Your instructions: Print the data exactly, leaving nothing out.

Items from a data source
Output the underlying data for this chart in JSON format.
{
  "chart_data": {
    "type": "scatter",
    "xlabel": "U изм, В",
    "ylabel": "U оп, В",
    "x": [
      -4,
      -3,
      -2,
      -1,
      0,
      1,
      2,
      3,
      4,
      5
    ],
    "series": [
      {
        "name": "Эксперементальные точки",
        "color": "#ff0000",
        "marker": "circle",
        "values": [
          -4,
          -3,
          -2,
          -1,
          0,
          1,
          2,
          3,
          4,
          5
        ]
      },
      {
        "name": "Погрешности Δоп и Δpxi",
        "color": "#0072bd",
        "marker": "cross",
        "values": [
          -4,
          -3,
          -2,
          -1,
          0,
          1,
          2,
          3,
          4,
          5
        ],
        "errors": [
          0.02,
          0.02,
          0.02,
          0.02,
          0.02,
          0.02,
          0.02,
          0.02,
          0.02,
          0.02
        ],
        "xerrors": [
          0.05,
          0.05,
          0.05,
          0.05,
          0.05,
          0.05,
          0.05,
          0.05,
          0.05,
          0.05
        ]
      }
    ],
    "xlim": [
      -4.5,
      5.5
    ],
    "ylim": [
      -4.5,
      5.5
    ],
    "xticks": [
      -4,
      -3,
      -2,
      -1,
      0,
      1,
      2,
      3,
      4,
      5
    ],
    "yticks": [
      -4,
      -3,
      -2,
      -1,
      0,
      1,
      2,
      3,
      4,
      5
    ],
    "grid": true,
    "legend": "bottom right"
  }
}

The output:
Output the underlying data for this chart in JSON format.
{
  "chart_data": {
    "type": "scatter",
    "xlabel": "U изм, В",
    "ylabel": "U оп, В",
    "x": [
      -4,
      -3,
      -2,
      -1,
      0,
      1,
      2,
      3,
      4,
      5
    ],
    "series": [
      {
        "name": "Эксперементальные точки",
        "color": "#ff0000",
        "marker": "circle",
        "values": [
          -4,
          -3,
          -2,
          -1,
          0,
          1,
          2,
          3,
          4,
          5
        ]
      },
      {
        "name": "Погрешности Δоп и Δpxi",
        "color": "#0072bd",
        "marker": "cross",
        "values": [
          -4,
          -3,
          -2,
          -1,
          0,
          1,
          2,
          3,
          4,
          5
        ],
        "errors": [
          0.02,
          0.02,
          0.02,
          0.02,
          0.02,
          0.02,
          0.02,
          0.02,
          0.02,
          0.02
        ],
        "xerrors": [
          0.05,
          0.05,
          0.05,
          0.05,
          0.05,
          0.05,
          0.05,
          0.05,
          0.05,
          0.05
        ]
      }
    ],
    "xlim": [
      -4.5,
      5.5
    ],
    "ylim": [
      -4.5,
      5.5
    ],
    "xticks": [
      -4,
      -3,
      -2,
      -1,
      0,
      1,
      2,
      3,
      4,
      5
    ],
    "yticks": [
      -4,
      -3,
      -2,
      -1,
      0,
      1,
      2,
      3,
      4,
      5
    ],
    "grid": true,
    "legend": "bottom right"
  }
}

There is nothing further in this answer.